(begin)

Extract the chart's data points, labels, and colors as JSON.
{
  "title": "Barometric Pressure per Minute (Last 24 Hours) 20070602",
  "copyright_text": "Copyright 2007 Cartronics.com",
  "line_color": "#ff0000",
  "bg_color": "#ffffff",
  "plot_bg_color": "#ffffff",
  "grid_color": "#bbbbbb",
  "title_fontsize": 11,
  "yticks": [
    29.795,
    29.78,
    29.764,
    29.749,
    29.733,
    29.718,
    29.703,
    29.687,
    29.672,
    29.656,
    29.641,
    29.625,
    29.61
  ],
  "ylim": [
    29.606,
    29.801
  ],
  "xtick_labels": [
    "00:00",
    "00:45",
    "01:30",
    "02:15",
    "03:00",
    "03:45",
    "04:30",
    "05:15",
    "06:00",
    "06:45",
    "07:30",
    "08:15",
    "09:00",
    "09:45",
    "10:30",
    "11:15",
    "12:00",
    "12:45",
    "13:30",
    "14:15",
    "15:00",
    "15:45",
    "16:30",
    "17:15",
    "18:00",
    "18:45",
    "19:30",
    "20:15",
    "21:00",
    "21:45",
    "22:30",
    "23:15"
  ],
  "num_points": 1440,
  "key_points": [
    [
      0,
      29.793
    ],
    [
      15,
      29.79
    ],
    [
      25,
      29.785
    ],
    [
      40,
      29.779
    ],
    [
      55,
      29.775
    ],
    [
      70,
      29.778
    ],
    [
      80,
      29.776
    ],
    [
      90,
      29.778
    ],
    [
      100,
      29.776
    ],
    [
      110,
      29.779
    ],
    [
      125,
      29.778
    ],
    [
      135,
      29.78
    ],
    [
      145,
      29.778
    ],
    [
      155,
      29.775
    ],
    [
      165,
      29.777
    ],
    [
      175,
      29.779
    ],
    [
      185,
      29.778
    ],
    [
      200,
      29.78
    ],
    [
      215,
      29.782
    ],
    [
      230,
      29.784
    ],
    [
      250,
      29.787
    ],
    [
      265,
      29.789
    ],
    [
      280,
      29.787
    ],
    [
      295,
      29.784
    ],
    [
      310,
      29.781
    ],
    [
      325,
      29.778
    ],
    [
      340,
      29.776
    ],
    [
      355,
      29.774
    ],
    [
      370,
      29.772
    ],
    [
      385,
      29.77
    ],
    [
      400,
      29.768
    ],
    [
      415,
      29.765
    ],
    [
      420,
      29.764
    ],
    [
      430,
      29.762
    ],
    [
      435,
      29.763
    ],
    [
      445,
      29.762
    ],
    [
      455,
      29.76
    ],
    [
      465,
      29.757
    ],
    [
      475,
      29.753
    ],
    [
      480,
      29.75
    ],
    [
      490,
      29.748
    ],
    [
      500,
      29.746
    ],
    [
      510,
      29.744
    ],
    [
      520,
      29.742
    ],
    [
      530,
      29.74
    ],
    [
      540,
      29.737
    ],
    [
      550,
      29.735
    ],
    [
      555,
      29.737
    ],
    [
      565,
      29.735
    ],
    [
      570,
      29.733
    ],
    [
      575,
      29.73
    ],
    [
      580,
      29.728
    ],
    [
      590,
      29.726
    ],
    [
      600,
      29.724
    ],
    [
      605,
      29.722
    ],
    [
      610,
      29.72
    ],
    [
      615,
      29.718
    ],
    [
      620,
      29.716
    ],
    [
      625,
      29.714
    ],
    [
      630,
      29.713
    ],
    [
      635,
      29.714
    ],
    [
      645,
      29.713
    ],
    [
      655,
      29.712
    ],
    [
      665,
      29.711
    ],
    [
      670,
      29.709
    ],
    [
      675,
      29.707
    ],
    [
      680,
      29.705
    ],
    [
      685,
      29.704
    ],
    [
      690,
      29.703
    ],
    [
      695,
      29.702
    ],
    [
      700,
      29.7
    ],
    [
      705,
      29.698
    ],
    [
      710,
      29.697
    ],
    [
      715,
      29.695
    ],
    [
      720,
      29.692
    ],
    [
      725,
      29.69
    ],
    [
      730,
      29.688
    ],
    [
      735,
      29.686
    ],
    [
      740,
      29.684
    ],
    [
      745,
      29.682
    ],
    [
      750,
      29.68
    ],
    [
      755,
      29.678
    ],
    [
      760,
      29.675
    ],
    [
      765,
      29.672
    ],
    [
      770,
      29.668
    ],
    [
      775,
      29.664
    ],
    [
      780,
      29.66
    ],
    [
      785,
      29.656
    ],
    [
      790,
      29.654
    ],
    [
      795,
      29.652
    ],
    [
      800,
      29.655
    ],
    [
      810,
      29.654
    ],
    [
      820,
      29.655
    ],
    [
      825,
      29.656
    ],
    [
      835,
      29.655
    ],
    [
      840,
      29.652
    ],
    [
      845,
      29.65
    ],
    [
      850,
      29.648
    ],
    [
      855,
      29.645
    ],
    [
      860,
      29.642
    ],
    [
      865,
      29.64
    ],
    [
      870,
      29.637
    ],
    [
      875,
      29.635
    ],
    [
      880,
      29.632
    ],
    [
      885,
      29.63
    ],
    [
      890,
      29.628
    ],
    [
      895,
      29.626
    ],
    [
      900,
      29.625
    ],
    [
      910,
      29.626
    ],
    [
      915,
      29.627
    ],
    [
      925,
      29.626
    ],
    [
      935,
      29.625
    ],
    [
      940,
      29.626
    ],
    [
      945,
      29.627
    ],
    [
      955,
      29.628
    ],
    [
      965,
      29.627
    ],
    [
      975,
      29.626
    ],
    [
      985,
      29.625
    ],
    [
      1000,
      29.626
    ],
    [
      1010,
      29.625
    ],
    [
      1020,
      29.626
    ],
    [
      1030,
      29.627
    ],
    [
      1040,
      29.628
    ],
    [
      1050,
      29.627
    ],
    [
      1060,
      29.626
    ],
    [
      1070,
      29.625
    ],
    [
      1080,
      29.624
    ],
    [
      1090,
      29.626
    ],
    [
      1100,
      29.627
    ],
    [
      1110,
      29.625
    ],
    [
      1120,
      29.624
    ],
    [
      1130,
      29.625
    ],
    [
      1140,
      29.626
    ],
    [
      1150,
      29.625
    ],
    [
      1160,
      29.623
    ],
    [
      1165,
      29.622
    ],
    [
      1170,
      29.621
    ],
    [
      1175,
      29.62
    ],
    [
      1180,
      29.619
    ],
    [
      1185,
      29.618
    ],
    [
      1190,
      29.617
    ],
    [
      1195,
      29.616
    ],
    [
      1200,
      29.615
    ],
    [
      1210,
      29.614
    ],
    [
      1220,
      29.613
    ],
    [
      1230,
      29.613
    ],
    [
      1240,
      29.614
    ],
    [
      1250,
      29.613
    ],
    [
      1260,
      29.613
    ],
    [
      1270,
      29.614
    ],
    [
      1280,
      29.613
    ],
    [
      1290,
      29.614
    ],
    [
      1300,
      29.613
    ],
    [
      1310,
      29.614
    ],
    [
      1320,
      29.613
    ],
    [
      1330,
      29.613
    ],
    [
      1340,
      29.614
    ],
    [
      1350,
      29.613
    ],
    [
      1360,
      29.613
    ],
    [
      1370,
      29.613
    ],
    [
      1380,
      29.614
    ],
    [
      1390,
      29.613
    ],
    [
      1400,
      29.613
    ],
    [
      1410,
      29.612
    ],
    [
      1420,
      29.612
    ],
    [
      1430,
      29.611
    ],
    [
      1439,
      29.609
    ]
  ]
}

(end)

> Stated problem
Repeat every entry exactly as written above.

> Response
Extract the chart's data points, labels, and colors as JSON.
{
  "title": "Barometric Pressure per Minute (Last 24 Hours) 20070602",
  "copyright_text": "Copyright 2007 Cartronics.com",
  "line_color": "#ff0000",
  "bg_color": "#ffffff",
  "plot_bg_color": "#ffffff",
  "grid_color": "#bbbbbb",
  "title_fontsize": 11,
  "yticks": [
    29.795,
    29.78,
    29.764,
    29.749,
    29.733,
    29.718,
    29.703,
    29.687,
    29.672,
    29.656,
    29.641,
    29.625,
    29.61
  ],
  "ylim": [
    29.606,
    29.801
  ],
  "xtick_labels": [
    "00:00",
    "00:45",
    "01:30",
    "02:15",
    "03:00",
    "03:45",
    "04:30",
    "05:15",
    "06:00",
    "06:45",
    "07:30",
    "08:15",
    "09:00",
    "09:45",
    "10:30",
    "11:15",
    "12:00",
    "12:45",
    "13:30",
    "14:15",
    "15:00",
    "15:45",
    "16:30",
    "17:15",
    "18:00",
    "18:45",
    "19:30",
    "20:15",
    "21:00",
    "21:45",
    "22:30",
    "23:15"
  ],
  "num_points": 1440,
  "key_points": [
    [
      0,
      29.793
    ],
    [
      15,
      29.79
    ],
    [
      25,
      29.785
    ],
    [
      40,
      29.779
    ],
    [
      55,
      29.775
    ],
    [
      70,
      29.778
    ],
    [
      80,
      29.776
    ],
    [
      90,
      29.778
    ],
    [
      100,
      29.776
    ],
    [
      110,
      29.779
    ],
    [
      125,
      29.778
    ],
    [
      135,
      29.78
    ],
    [
      145,
      29.778
    ],
    [
      155,
      29.775
    ],
    [
      165,
      29.777
    ],
    [
      175,
      29.779
    ],
    [
      185,
      29.778
    ],
    [
      200,
      29.78
    ],
    [
      215,
      29.782
    ],
    [
      230,
      29.784
    ],
    [
      250,
      29.787
    ],
    [
      265,
      29.789
    ],
    [
      280,
      29.787
    ],
    [
      295,
      29.784
    ],
    [
      310,
      29.781
    ],
    [
      325,
      29.778
    ],
    [
      340,
      29.776
    ],
    [
      355,
      29.774
    ],
    [
      370,
      29.772
    ],
    [
      385,
      29.77
    ],
    [
      400,
      29.768
    ],
    [
      415,
      29.765
    ],
    [
      420,
      29.764
    ],
    [
      430,
      29.762
    ],
    [
      435,
      29.763
    ],
    [
      445,
      29.762
    ],
    [
      455,
      29.76
    ],
    [
      465,
      29.757
    ],
    [
      475,
      29.753
    ],
    [
      480,
      29.75
    ],
    [
      490,
      29.748
    ],
    [
      500,
      29.746
    ],
    [
      510,
      29.744
    ],
    [
      520,
      29.742
    ],
    [
      530,
      29.74
    ],
    [
      540,
      29.737
    ],
    [
      550,
      29.735
    ],
    [
      555,
      29.737
    ],
    [
      565,
      29.735
    ],
    [
      570,
      29.733
    ],
    [
      575,
      29.73
    ],
    [
      580,
      29.728
    ],
    [
      590,
      29.726
    ],
    [
      600,
      29.724
    ],
    [
      605,
      29.722
    ],
    [
      610,
      29.72
    ],
    [
      615,
      29.718
    ],
    [
      620,
      29.716
    ],
    [
      625,
      29.714
    ],
    [
      630,
      29.713
    ],
    [
      635,
      29.714
    ],
    [
      645,
      29.713
    ],
    [
      655,
      29.712
    ],
    [
      665,
      29.711
    ],
    [
      670,
      29.709
    ],
    [
      675,
      29.707
    ],
    [
      680,
      29.705
    ],
    [
      685,
      29.704
    ],
    [
      690,
      29.703
    ],
    [
      695,
      29.702
    ],
    [
      700,
      29.7
    ],
    [
      705,
      29.698
    ],
    [
      710,
      29.697
    ],
    [
      715,
      29.695
    ],
    [
      720,
      29.692
    ],
    [
      725,
      29.69
    ],
    [
      730,
      29.688
    ],
    [
      735,
      29.686
    ],
    [
      740,
      29.684
    ],
    [
      745,
      29.682
    ],
    [
      750,
      29.68
    ],
    [
      755,
      29.678
    ],
    [
      760,
      29.675
    ],
    [
      765,
      29.672
    ],
    [
      770,
      29.668
    ],
    [
      775,
      29.664
    ],
    [
      780,
      29.66
    ],
    [
      785,
      29.656
    ],
    [
      790,
      29.654
    ],
    [
      795,
      29.652
    ],
    [
      800,
      29.655
    ],
    [
      810,
      29.654
    ],
    [
      820,
      29.655
    ],
    [
      825,
      29.656
    ],
    [
      835,
      29.655
    ],
    [
      840,
      29.652
    ],
    [
      845,
      29.65
    ],
    [
      850,
      29.648
    ],
    [
      855,
      29.645
    ],
    [
      860,
      29.642
    ],
    [
      865,
      29.64
    ],
    [
      870,
      29.637
    ],
    [
      875,
      29.635
    ],
    [
      880,
      29.632
    ],
    [
      885,
      29.63
    ],
    [
      890,
      29.628
    ],
    [
      895,
      29.626
    ],
    [
      900,
      29.625
    ],
    [
      910,
      29.626
    ],
    [
      915,
      29.627
    ],
    [
      925,
      29.626
    ],
    [
      935,
      29.625
    ],
    [
      940,
      29.626
    ],
    [
      945,
      29.627
    ],
    [
      955,
      29.628
    ],
    [
      965,
      29.627
    ],
    [
      975,
      29.626
    ],
    [
      985,
      29.625
    ],
    [
      1000,
      29.626
    ],
    [
      1010,
      29.625
    ],
    [
      1020,
      29.626
    ],
    [
      1030,
      29.627
    ],
    [
      1040,
      29.628
    ],
    [
      1050,
      29.627
    ],
    [
      1060,
      29.626
    ],
    [
      1070,
      29.625
    ],
    [
      1080,
      29.624
    ],
    [
      1090,
      29.626
    ],
    [
      1100,
      29.627
    ],
    [
      1110,
      29.625
    ],
    [
      1120,
      29.624
    ],
    [
      1130,
      29.625
    ],
    [
      1140,
      29.626
    ],
    [
      1150,
      29.625
    ],
    [
      1160,
      29.623
    ],
    [
      1165,
      29.622
    ],
    [
      1170,
      29.621
    ],
    [
      1175,
      29.62
    ],
    [
      1180,
      29.619
    ],
    [
      1185,
      29.618
    ],
    [
      1190,
      29.617
    ],
    [
      1195,
      29.616
    ],
    [
      1200,
      29.615
    ],
    [
      1210,
      29.614
    ],
    [
      1220,
      29.613
    ],
    [
      1230,
      29.613
    ],
    [
      1240,
      29.614
    ],
    [
      1250,
      29.613
    ],
    [
      1260,
      29.613
    ],
    [
      1270,
      29.614
    ],
    [
      1280,
      29.613
    ],
    [
      1290,
      29.614
    ],
    [
      1300,
      29.613
    ],
    [
      1310,
      29.614
    ],
    [
      1320,
      29.613
    ],
    [
      1330,
      29.613
    ],
    [
      1340,
      29.614
    ],
    [
      1350,
      29.613
    ],
    [
      1360,
      29.613
    ],
    [
      1370,
      29.613
    ],
    [
      1380,
      29.614
    ],
    [
      1390,
      29.613
    ],
    [
      1400,
      29.613
    ],
    [
      1410,
      29.612
    ],
    [
      1420,
      29.612
    ],
    [
      1430,
      29.611
    ],
    [
      1439,
      29.609
    ]
  ]
}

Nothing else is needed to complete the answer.